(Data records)
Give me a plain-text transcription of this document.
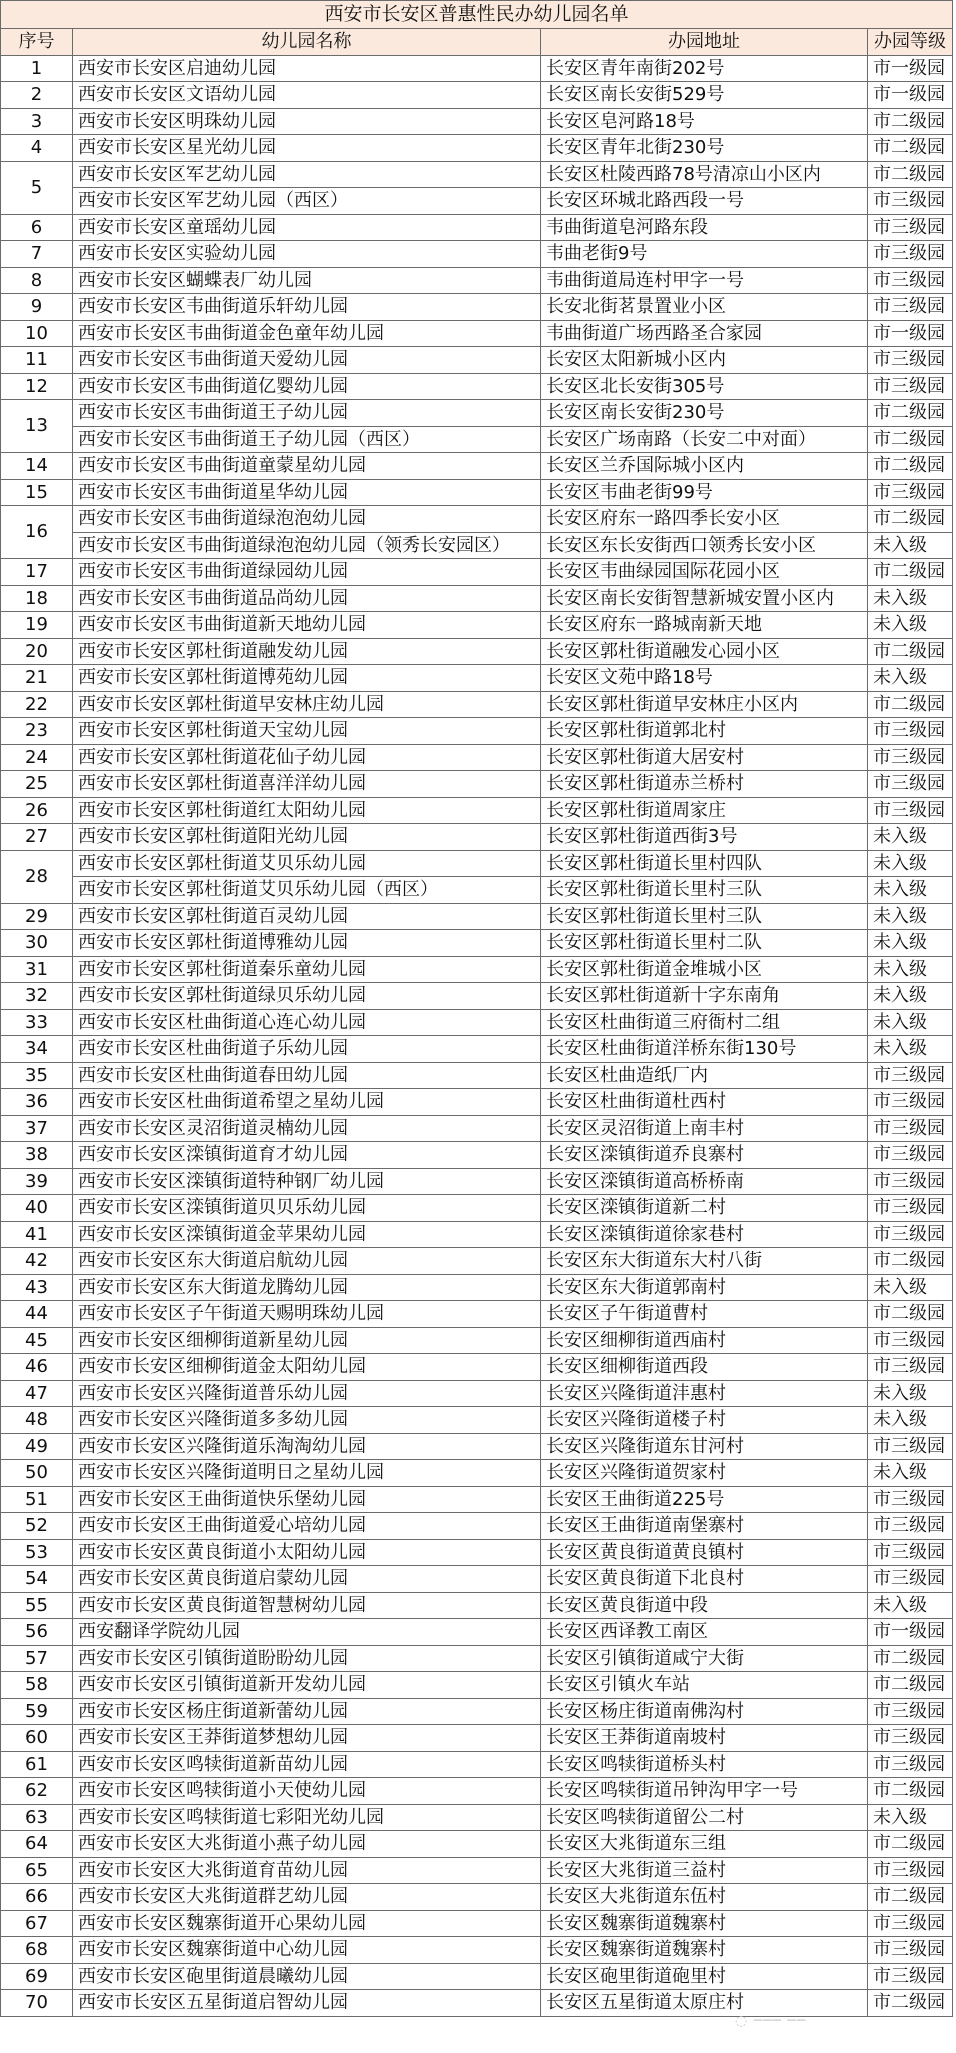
西安市长安区普惠性民办幼儿园名单			
序号	幼儿园名称	办园地址	办园等级
1	西安市长安区启迪幼儿园	长安区青年南街202号	市一级园
2	西安市长安区文语幼儿园	长安区南长安街529号	市一级园
3	西安市长安区明珠幼儿园	长安区皂河路18号	市二级园
4	西安市长安区星光幼儿园	长安区青年北街230号	市二级园
5	西安市长安区军艺幼儿园	长安区杜陵西路78号清凉山小区内	市二级园
	西安市长安区军艺幼儿园（西区）	长安区环城北路西段一号	市三级园
6	西安市长安区童瑶幼儿园	韦曲街道皂河路东段	市三级园
7	西安市长安区实验幼儿园	韦曲老街9号	市三级园
8	西安市长安区蝴蝶表厂幼儿园	韦曲街道局连村甲字一号	市三级园
9	西安市长安区韦曲街道乐轩幼儿园	长安北街茗景置业小区	市三级园
10	西安市长安区韦曲街道金色童年幼儿园	韦曲街道广场西路圣合家园	市一级园
11	西安市长安区韦曲街道天爱幼儿园	长安区太阳新城小区内	市三级园
12	西安市长安区韦曲街道亿婴幼儿园	长安区北长安街305号	市三级园
13	西安市长安区韦曲街道王子幼儿园	长安区南长安街230号	市二级园
	西安市长安区韦曲街道王子幼儿园（西区）	长安区广场南路（长安二中对面）	市二级园
14	西安市长安区韦曲街道童蒙星幼儿园	长安区兰乔国际城小区内	市二级园
15	西安市长安区韦曲街道星华幼儿园	长安区韦曲老街99号	市三级园
16	西安市长安区韦曲街道绿泡泡幼儿园	长安区府东一路四季长安小区	市二级园
	西安市长安区韦曲街道绿泡泡幼儿园（领秀长安园区）	长安区东长安街西口领秀长安小区	未入级
17	西安市长安区韦曲街道绿园幼儿园	长安区韦曲绿园国际花园小区	市二级园
18	西安市长安区韦曲街道品尚幼儿园	长安区南长安街智慧新城安置小区内	未入级
19	西安市长安区韦曲街道新天地幼儿园	长安区府东一路城南新天地	未入级
20	西安市长安区郭杜街道融发幼儿园	长安区郭杜街道融发心园小区	市二级园
21	西安市长安区郭杜街道博苑幼儿园	长安区文苑中路18号	未入级
22	西安市长安区郭杜街道早安林庄幼儿园	长安区郭杜街道早安林庄小区内	市二级园
23	西安市长安区郭杜街道天宝幼儿园	长安区郭杜街道郭北村	市三级园
24	西安市长安区郭杜街道花仙子幼儿园	长安区郭杜街道大居安村	市三级园
25	西安市长安区郭杜街道喜洋洋幼儿园	长安区郭杜街道赤兰桥村	市三级园
26	西安市长安区郭杜街道红太阳幼儿园	长安区郭杜街道周家庄	市三级园
27	西安市长安区郭杜街道阳光幼儿园	长安区郭杜街道西街3号	未入级
28	西安市长安区郭杜街道艾贝乐幼儿园	长安区郭杜街道长里村四队	未入级
	西安市长安区郭杜街道艾贝乐幼儿园（西区）	长安区郭杜街道长里村三队	未入级
29	西安市长安区郭杜街道百灵幼儿园	长安区郭杜街道长里村三队	未入级
30	西安市长安区郭杜街道博雅幼儿园	长安区郭杜街道长里村二队	未入级
31	西安市长安区郭杜街道秦乐童幼儿园	长安区郭杜街道金堆城小区	未入级
32	西安市长安区郭杜街道绿贝乐幼儿园	长安区郭杜街道新十字东南角	未入级
33	西安市长安区杜曲街道心连心幼儿园	长安区杜曲街道三府衙村二组	未入级
34	西安市长安区杜曲街道子乐幼儿园	长安区杜曲街道洋桥东街130号	未入级
35	西安市长安区杜曲街道春田幼儿园	长安区杜曲造纸厂内	市三级园
36	西安市长安区杜曲街道希望之星幼儿园	长安区杜曲街道杜西村	市三级园
37	西安市长安区灵沼街道灵楠幼儿园	长安区灵沼街道上南丰村	市三级园
38	西安市长安区滦镇街道育才幼儿园	长安区滦镇街道乔良寨村	市三级园
39	西安市长安区滦镇街道特种钢厂幼儿园	长安区滦镇街道高桥桥南	市三级园
40	西安市长安区滦镇街道贝贝乐幼儿园	长安区滦镇街道新二村	市三级园
41	西安市长安区滦镇街道金苹果幼儿园	长安区滦镇街道徐家巷村	市三级园
42	西安市长安区东大街道启航幼儿园	长安区东大街道东大村八街	市二级园
43	西安市长安区东大街道龙腾幼儿园	长安区东大街道郭南村	未入级
44	西安市长安区子午街道天赐明珠幼儿园	长安区子午街道曹村	市二级园
45	西安市长安区细柳街道新星幼儿园	长安区细柳街道西庙村	市三级园
46	西安市长安区细柳街道金太阳幼儿园	长安区细柳街道西段	市三级园
47	西安市长安区兴隆街道普乐幼儿园	长安区兴隆街道沣惠村	未入级
48	西安市长安区兴隆街道多多幼儿园	长安区兴隆街道楼子村	未入级
49	西安市长安区兴隆街道乐淘淘幼儿园	长安区兴隆街道东甘河村	市三级园
50	西安市长安区兴隆街道明日之星幼儿园	长安区兴隆街道贺家村	未入级
51	西安市长安区王曲街道快乐堡幼儿园	长安区王曲街道225号	市三级园
52	西安市长安区王曲街道爱心培幼儿园	长安区王曲街道南堡寨村	市三级园
53	西安市长安区黄良街道小太阳幼儿园	长安区黄良街道黄良镇村	市三级园
54	西安市长安区黄良街道启蒙幼儿园	长安区黄良街道下北良村	市三级园
55	西安市长安区黄良街道智慧树幼儿园	长安区黄良街道中段	未入级
56	西安翻译学院幼儿园	长安区西译教工南区	市一级园
57	西安市长安区引镇街道盼盼幼儿园	长安区引镇街道咸宁大街	市二级园
58	西安市长安区引镇街道新开发幼儿园	长安区引镇火车站	市二级园
59	西安市长安区杨庄街道新蕾幼儿园	长安区杨庄街道南佛沟村	市三级园
60	西安市长安区王莽街道梦想幼儿园	长安区王莽街道南坡村	市三级园
61	西安市长安区鸣犊街道新苗幼儿园	长安区鸣犊街道桥头村	市三级园
62	西安市长安区鸣犊街道小天使幼儿园	长安区鸣犊街道吊钟沟甲字一号	市二级园
63	西安市长安区鸣犊街道七彩阳光幼儿园	长安区鸣犊街道留公二村	未入级
64	西安市长安区大兆街道小燕子幼儿园	长安区大兆街道东三组	市二级园
65	西安市长安区大兆街道育苗幼儿园	长安区大兆街道三益村	市三级园
66	西安市长安区大兆街道群艺幼儿园	长安区大兆街道东伍村	市二级园
67	西安市长安区魏寨街道开心果幼儿园	长安区魏寨街道魏寨村	市三级园
68	西安市长安区魏寨街道中心幼儿园	长安区魏寨街道魏寨村	市三级园
69	西安市长安区砲里街道晨曦幼儿园	长安区砲里街道砲里村	市三级园
70	西安市长安区五星街道启智幼儿园	长安区五星街道太原庄村	市二级园
◌ ─── ──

What you are asked to do >> Exactly as written, return every line of the listing, but not the pictures.

Result >>
Give me a plain-text transcription of this document.
西安市长安区普惠性民办幼儿园名单			
序号	幼儿园名称	办园地址	办园等级
1	西安市长安区启迪幼儿园	长安区青年南街202号	市一级园
2	西安市长安区文语幼儿园	长安区南长安街529号	市一级园
3	西安市长安区明珠幼儿园	长安区皂河路18号	市二级园
4	西安市长安区星光幼儿园	长安区青年北街230号	市二级园
5	西安市长安区军艺幼儿园	长安区杜陵西路78号清凉山小区内	市二级园
	西安市长安区军艺幼儿园（西区）	长安区环城北路西段一号	市三级园
6	西安市长安区童瑶幼儿园	韦曲街道皂河路东段	市三级园
7	西安市长安区实验幼儿园	韦曲老街9号	市三级园
8	西安市长安区蝴蝶表厂幼儿园	韦曲街道局连村甲字一号	市三级园
9	西安市长安区韦曲街道乐轩幼儿园	长安北街茗景置业小区	市三级园
10	西安市长安区韦曲街道金色童年幼儿园	韦曲街道广场西路圣合家园	市一级园
11	西安市长安区韦曲街道天爱幼儿园	长安区太阳新城小区内	市三级园
12	西安市长安区韦曲街道亿婴幼儿园	长安区北长安街305号	市三级园
13	西安市长安区韦曲街道王子幼儿园	长安区南长安街230号	市二级园
	西安市长安区韦曲街道王子幼儿园（西区）	长安区广场南路（长安二中对面）	市二级园
14	西安市长安区韦曲街道童蒙星幼儿园	长安区兰乔国际城小区内	市二级园
15	西安市长安区韦曲街道星华幼儿园	长安区韦曲老街99号	市三级园
16	西安市长安区韦曲街道绿泡泡幼儿园	长安区府东一路四季长安小区	市二级园
	西安市长安区韦曲街道绿泡泡幼儿园（领秀长安园区）	长安区东长安街西口领秀长安小区	未入级
17	西安市长安区韦曲街道绿园幼儿园	长安区韦曲绿园国际花园小区	市二级园
18	西安市长安区韦曲街道品尚幼儿园	长安区南长安街智慧新城安置小区内	未入级
19	西安市长安区韦曲街道新天地幼儿园	长安区府东一路城南新天地	未入级
20	西安市长安区郭杜街道融发幼儿园	长安区郭杜街道融发心园小区	市二级园
21	西安市长安区郭杜街道博苑幼儿园	长安区文苑中路18号	未入级
22	西安市长安区郭杜街道早安林庄幼儿园	长安区郭杜街道早安林庄小区内	市二级园
23	西安市长安区郭杜街道天宝幼儿园	长安区郭杜街道郭北村	市三级园
24	西安市长安区郭杜街道花仙子幼儿园	长安区郭杜街道大居安村	市三级园
25	西安市长安区郭杜街道喜洋洋幼儿园	长安区郭杜街道赤兰桥村	市三级园
26	西安市长安区郭杜街道红太阳幼儿园	长安区郭杜街道周家庄	市三级园
27	西安市长安区郭杜街道阳光幼儿园	长安区郭杜街道西街3号	未入级
28	西安市长安区郭杜街道艾贝乐幼儿园	长安区郭杜街道长里村四队	未入级
	西安市长安区郭杜街道艾贝乐幼儿园（西区）	长安区郭杜街道长里村三队	未入级
29	西安市长安区郭杜街道百灵幼儿园	长安区郭杜街道长里村三队	未入级
30	西安市长安区郭杜街道博雅幼儿园	长安区郭杜街道长里村二队	未入级
31	西安市长安区郭杜街道秦乐童幼儿园	长安区郭杜街道金堆城小区	未入级
32	西安市长安区郭杜街道绿贝乐幼儿园	长安区郭杜街道新十字东南角	未入级
33	西安市长安区杜曲街道心连心幼儿园	长安区杜曲街道三府衙村二组	未入级
34	西安市长安区杜曲街道子乐幼儿园	长安区杜曲街道洋桥东街130号	未入级
35	西安市长安区杜曲街道春田幼儿园	长安区杜曲造纸厂内	市三级园
36	西安市长安区杜曲街道希望之星幼儿园	长安区杜曲街道杜西村	市三级园
37	西安市长安区灵沼街道灵楠幼儿园	长安区灵沼街道上南丰村	市三级园
38	西安市长安区滦镇街道育才幼儿园	长安区滦镇街道乔良寨村	市三级园
39	西安市长安区滦镇街道特种钢厂幼儿园	长安区滦镇街道高桥桥南	市三级园
40	西安市长安区滦镇街道贝贝乐幼儿园	长安区滦镇街道新二村	市三级园
41	西安市长安区滦镇街道金苹果幼儿园	长安区滦镇街道徐家巷村	市三级园
42	西安市长安区东大街道启航幼儿园	长安区东大街道东大村八街	市二级园
43	西安市长安区东大街道龙腾幼儿园	长安区东大街道郭南村	未入级
44	西安市长安区子午街道天赐明珠幼儿园	长安区子午街道曹村	市二级园
45	西安市长安区细柳街道新星幼儿园	长安区细柳街道西庙村	市三级园
46	西安市长安区细柳街道金太阳幼儿园	长安区细柳街道西段	市三级园
47	西安市长安区兴隆街道普乐幼儿园	长安区兴隆街道沣惠村	未入级
48	西安市长安区兴隆街道多多幼儿园	长安区兴隆街道楼子村	未入级
49	西安市长安区兴隆街道乐淘淘幼儿园	长安区兴隆街道东甘河村	市三级园
50	西安市长安区兴隆街道明日之星幼儿园	长安区兴隆街道贺家村	未入级
51	西安市长安区王曲街道快乐堡幼儿园	长安区王曲街道225号	市三级园
52	西安市长安区王曲街道爱心培幼儿园	长安区王曲街道南堡寨村	市三级园
53	西安市长安区黄良街道小太阳幼儿园	长安区黄良街道黄良镇村	市三级园
54	西安市长安区黄良街道启蒙幼儿园	长安区黄良街道下北良村	市三级园
55	西安市长安区黄良街道智慧树幼儿园	长安区黄良街道中段	未入级
56	西安翻译学院幼儿园	长安区西译教工南区	市一级园
57	西安市长安区引镇街道盼盼幼儿园	长安区引镇街道咸宁大街	市二级园
58	西安市长安区引镇街道新开发幼儿园	长安区引镇火车站	市二级园
59	西安市长安区杨庄街道新蕾幼儿园	长安区杨庄街道南佛沟村	市三级园
60	西安市长安区王莽街道梦想幼儿园	长安区王莽街道南坡村	市三级园
61	西安市长安区鸣犊街道新苗幼儿园	长安区鸣犊街道桥头村	市三级园
62	西安市长安区鸣犊街道小天使幼儿园	长安区鸣犊街道吊钟沟甲字一号	市二级园
63	西安市长安区鸣犊街道七彩阳光幼儿园	长安区鸣犊街道留公二村	未入级
64	西安市长安区大兆街道小燕子幼儿园	长安区大兆街道东三组	市二级园
65	西安市长安区大兆街道育苗幼儿园	长安区大兆街道三益村	市三级园
66	西安市长安区大兆街道群艺幼儿园	长安区大兆街道东伍村	市二级园
67	西安市长安区魏寨街道开心果幼儿园	长安区魏寨街道魏寨村	市三级园
68	西安市长安区魏寨街道中心幼儿园	长安区魏寨街道魏寨村	市三级园
69	西安市长安区砲里街道晨曦幼儿园	长安区砲里街道砲里村	市三级园
70	西安市长安区五星街道启智幼儿园	长安区五星街道太原庄村	市二级园
◌ ─── ──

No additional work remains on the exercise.